▸ Recorded data
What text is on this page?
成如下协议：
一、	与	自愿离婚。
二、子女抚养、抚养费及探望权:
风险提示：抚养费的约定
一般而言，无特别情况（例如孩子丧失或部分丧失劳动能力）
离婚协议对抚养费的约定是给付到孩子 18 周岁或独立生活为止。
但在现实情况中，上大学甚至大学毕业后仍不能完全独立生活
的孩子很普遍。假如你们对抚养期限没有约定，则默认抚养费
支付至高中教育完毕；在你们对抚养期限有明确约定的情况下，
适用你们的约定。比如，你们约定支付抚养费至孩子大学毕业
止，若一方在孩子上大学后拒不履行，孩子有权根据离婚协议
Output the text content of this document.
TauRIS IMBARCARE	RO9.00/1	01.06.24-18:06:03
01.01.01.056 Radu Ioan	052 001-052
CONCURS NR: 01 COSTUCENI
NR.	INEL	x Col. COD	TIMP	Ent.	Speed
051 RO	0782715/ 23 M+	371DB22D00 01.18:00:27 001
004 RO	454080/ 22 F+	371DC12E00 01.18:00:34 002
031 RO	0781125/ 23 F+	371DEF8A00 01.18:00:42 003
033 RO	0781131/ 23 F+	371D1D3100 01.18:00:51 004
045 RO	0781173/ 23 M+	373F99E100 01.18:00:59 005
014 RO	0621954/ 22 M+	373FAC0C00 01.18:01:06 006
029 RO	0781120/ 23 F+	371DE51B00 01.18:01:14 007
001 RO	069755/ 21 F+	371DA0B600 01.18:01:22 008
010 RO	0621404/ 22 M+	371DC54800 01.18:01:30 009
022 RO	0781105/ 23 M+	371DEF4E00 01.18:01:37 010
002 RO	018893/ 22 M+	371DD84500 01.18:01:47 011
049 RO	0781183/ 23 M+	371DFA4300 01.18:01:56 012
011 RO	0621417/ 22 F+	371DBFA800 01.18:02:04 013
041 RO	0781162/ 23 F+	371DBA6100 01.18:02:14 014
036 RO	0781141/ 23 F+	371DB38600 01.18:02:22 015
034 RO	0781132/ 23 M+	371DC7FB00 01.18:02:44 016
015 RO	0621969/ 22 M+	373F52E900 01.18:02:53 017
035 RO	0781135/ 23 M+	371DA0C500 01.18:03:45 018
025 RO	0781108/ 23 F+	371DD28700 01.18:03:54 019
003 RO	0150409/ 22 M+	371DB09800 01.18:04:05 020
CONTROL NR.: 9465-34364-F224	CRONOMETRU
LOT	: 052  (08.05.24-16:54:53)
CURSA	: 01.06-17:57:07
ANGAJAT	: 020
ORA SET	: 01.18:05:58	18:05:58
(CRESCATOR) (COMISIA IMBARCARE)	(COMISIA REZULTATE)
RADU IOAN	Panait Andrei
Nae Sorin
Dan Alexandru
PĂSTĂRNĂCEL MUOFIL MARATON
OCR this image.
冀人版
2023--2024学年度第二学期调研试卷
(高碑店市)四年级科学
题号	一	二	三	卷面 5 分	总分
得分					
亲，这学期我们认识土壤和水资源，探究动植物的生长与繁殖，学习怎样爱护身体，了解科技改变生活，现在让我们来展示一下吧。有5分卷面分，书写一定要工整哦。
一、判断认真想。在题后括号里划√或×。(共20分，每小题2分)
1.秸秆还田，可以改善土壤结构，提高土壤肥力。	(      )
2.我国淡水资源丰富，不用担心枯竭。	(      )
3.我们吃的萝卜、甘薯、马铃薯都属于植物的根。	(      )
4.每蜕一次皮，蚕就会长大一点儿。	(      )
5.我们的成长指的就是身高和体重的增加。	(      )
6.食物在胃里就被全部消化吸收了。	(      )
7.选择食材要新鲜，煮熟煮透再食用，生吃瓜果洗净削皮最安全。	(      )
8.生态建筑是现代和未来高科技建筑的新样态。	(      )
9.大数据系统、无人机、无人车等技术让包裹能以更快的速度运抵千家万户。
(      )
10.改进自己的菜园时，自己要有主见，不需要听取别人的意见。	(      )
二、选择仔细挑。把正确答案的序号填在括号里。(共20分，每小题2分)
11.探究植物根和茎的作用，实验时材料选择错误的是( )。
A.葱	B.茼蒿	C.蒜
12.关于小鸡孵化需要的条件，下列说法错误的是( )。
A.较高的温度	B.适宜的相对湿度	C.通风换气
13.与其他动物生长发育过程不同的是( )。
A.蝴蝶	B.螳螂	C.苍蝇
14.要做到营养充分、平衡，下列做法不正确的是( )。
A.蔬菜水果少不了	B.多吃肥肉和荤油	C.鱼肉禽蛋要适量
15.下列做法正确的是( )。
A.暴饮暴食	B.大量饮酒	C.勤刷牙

▸ AIM
Pull every line containing "text" out of the data above.

▸ FINAL ANSWER
What text is on this page?
Output the text content of this document.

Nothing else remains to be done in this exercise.